# Arbeitsanweisungen:
(a) Beantworte anhand des extrahierten Textes diese Fragen:
(i) Was lobte der Friedenauer Lokal-Anzeiger in seinem Bericht?
(ii) Wie viel kostet die Eisenbahnfahrt bis Stahnsdorf Dritter Klasse für eine Person?
(iii) Welche Summe an Fahrgeld ergibt sich laut dem Text für eine Person hin und zurück?
(b) Entnimm dem extrahierten Text wortgetreu den Abschnitt, der mit „In seinem Bericht“ beginnt und mit „aber auch sein.“ endet.
(c) Prüfe bitte, ob die folgenden Aussagen mit dem extrahierten Text übereinstimmen, und belege jede Antwort mit einem wörtlichen Zitat:
(i) Der Bericht beklagt, dass man weit mit den Toten ziehen muss.
(ii) Die Eisenbahnfahrt bis Stahnsdorf ist kostenlos.
(iii) Nach Ansicht des Textes hat die Gemeinde Friedenau keine Pflicht, diesen Verkehr billiger zu gestalten.

# Extrahierter Text:
══════
In seinem Bericht lobte der Friedenauer Lokal-Anzeiger die stimmungsvolle Anlage, beklagte aber, dass wir so weit mit unseren Toten ziehen müssen. 20 Pf. für eine Person und die einfache Fahrt (30 Pf. für hin und zurück), ist besonders wenn es sich um eine Familie handelt, zu teuer. Kostet doch die Eisenbahnfahrt bis Stahnsdorf bereits 30 Pf. Dritter Klasse für eine Person. Das ergibt also für eine Person hin und zurück 90 Pf. Fahrgeld allein. Nun rechne man mit einer mehrköpfigen Familie, da macht ja schon das Fahrgeld eine schöne Summe aus. Wir glauben aber, die Gemeinde Friedenau hat ein Pflicht dazu, diesen Verkehr noch billiger zu gestalten. Verpflegung muss bei einer solchen Fahrt, die nicht ohne einen vollen Nachmittag Zeit zu gebrauchen, auszuführen ist, aber auch sein.
══════
# Angezeigte Daten:

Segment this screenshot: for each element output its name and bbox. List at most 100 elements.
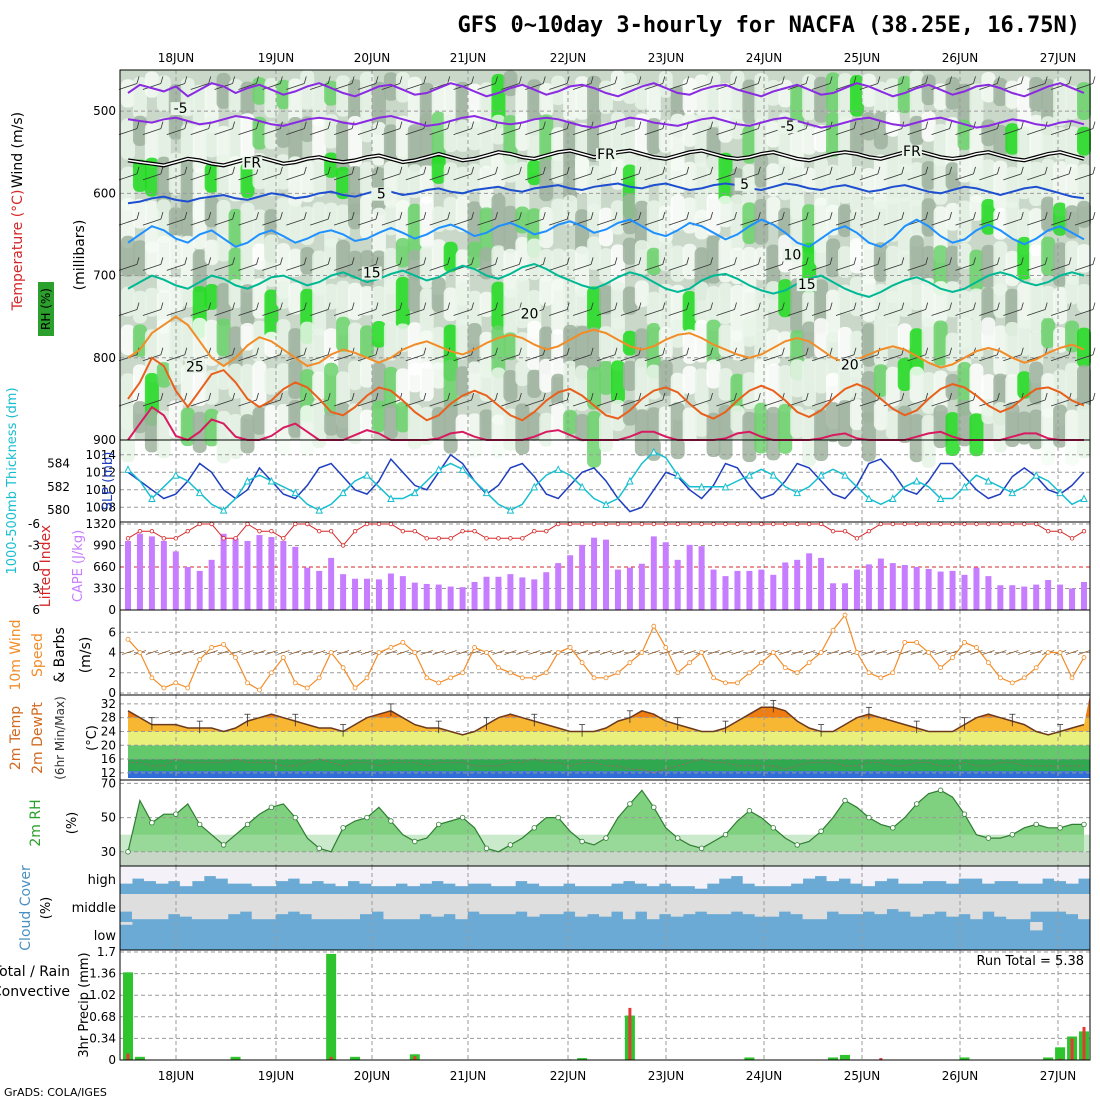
══════
# Erwartete Ergebnisse:
(a)
(i) Die stimmungsvolle Anlage.
(ii) 30 Pf.
(iii) 90 Pf.

(b)
In seinem Bericht lobte der Friedenauer Lokal-Anzeiger die stimmungsvolle Anlage, beklagte aber, dass wir so weit mit unseren Toten ziehen müssen. 20 Pf. für eine Person und die einfache Fahrt (30 Pf. für hin und zurück), ist besonders wenn es sich um eine Familie handelt, zu teuer. Kostet doch die Eisenbahnfahrt bis Stahnsdorf bereits 30 Pf. Dritter Klasse für eine Person. Das ergibt also für eine Person hin und zurück 90 Pf. Fahrgeld allein. Nun rechne man mit einer mehrköpfigen Familie, da macht ja schon das Fahrgeld eine schöne Summe aus. Wir glauben aber, die Gemeinde Friedenau hat ein Pflicht dazu, diesen Verkehr noch billiger zu gestalten. Verpflegung muss bei einer solchen Fahrt, die nicht ohne einen vollen Nachmittag Zeit zu gebrauchen, auszuführen ist, aber auch sein.

(c)
(i) Ja: „beklagte aber, dass wir so weit mit unseren Toten ziehen müssen“
(ii) Nein: „Kostet doch die Eisenbahnfahrt bis Stahnsdorf bereits 30 Pf. Dritter Klasse für eine Person.“
(iii) Nein: „Wir glauben aber, die Gemeinde Friedenau hat ein Pflicht dazu, diesen Verkehr noch billiger zu gestalten.“